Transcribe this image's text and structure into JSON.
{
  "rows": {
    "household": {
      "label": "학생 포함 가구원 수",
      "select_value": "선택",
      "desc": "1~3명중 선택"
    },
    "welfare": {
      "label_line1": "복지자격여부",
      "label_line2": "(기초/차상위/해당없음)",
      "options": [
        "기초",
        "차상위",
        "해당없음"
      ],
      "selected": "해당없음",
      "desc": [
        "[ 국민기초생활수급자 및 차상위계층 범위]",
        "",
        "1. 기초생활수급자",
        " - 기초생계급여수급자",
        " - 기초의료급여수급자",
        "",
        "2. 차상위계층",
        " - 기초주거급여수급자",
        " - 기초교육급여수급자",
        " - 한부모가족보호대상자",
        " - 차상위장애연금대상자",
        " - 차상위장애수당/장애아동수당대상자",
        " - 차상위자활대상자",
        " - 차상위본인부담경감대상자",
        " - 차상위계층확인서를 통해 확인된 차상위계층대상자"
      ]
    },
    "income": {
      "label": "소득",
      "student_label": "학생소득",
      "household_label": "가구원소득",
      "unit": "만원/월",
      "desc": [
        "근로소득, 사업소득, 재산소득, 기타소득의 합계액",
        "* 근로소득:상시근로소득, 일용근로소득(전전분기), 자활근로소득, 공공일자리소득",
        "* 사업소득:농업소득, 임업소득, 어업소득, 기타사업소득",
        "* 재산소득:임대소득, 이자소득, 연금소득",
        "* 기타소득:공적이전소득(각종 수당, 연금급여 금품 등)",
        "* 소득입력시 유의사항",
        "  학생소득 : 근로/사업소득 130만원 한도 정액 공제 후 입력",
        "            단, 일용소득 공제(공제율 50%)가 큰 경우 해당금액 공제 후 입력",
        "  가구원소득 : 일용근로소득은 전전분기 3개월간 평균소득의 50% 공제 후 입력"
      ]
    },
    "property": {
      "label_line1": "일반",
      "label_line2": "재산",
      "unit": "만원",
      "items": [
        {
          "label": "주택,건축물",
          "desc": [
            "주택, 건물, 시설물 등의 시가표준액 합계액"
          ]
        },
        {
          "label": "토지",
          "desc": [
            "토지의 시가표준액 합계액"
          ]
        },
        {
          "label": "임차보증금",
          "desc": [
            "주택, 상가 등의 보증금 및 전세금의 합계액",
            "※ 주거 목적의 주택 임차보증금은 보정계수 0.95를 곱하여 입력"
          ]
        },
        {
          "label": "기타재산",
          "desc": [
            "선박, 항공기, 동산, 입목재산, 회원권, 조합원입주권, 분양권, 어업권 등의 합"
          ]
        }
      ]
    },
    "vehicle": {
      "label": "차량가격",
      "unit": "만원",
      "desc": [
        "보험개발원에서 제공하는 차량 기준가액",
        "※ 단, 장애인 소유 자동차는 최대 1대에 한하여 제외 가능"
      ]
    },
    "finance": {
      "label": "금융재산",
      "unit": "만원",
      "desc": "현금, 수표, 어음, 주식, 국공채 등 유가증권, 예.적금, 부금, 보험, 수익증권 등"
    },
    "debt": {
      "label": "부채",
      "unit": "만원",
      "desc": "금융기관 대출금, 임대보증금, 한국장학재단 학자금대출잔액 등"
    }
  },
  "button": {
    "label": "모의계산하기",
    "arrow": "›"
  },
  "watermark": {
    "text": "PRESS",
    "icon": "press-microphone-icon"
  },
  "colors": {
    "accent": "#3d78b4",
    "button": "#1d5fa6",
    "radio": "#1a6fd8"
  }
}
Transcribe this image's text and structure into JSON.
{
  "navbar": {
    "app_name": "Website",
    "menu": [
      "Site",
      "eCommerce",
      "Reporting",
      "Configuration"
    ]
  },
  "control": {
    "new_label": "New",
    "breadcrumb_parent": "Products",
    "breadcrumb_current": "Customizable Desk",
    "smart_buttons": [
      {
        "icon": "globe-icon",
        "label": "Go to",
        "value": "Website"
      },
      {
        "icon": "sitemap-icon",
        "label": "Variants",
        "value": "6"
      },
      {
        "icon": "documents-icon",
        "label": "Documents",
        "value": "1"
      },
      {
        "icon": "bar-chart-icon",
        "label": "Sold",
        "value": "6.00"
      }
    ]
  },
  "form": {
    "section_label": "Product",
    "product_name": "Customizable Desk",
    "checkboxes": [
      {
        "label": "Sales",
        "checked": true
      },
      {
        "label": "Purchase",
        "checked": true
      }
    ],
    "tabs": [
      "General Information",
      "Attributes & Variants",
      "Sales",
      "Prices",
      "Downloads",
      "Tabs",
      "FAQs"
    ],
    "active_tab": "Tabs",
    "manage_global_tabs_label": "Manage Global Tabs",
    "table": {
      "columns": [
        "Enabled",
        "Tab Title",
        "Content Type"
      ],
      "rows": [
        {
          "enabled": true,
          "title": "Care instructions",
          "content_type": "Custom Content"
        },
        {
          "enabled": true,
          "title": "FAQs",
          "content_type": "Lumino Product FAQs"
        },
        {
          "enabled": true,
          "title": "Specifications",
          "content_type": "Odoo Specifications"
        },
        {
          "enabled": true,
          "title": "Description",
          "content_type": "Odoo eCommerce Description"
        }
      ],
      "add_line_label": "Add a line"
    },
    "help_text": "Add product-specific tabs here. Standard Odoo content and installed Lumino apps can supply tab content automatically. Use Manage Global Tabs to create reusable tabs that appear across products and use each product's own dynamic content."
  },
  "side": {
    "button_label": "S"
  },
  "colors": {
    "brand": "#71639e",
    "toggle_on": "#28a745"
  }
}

========================================================================

* Short problem: Look for the word "사업소득" and return every line where it occurs.

* The output:
        "근로소득, 사업소득, 재산소득, 기타소득의 합계액",
        "* 사업소득:농업소득, 임업소득, 어업소득, 기타사업소득",
        "  학생소득 : 근로/사업소득 130만원 한도 정액 공제 후 입력",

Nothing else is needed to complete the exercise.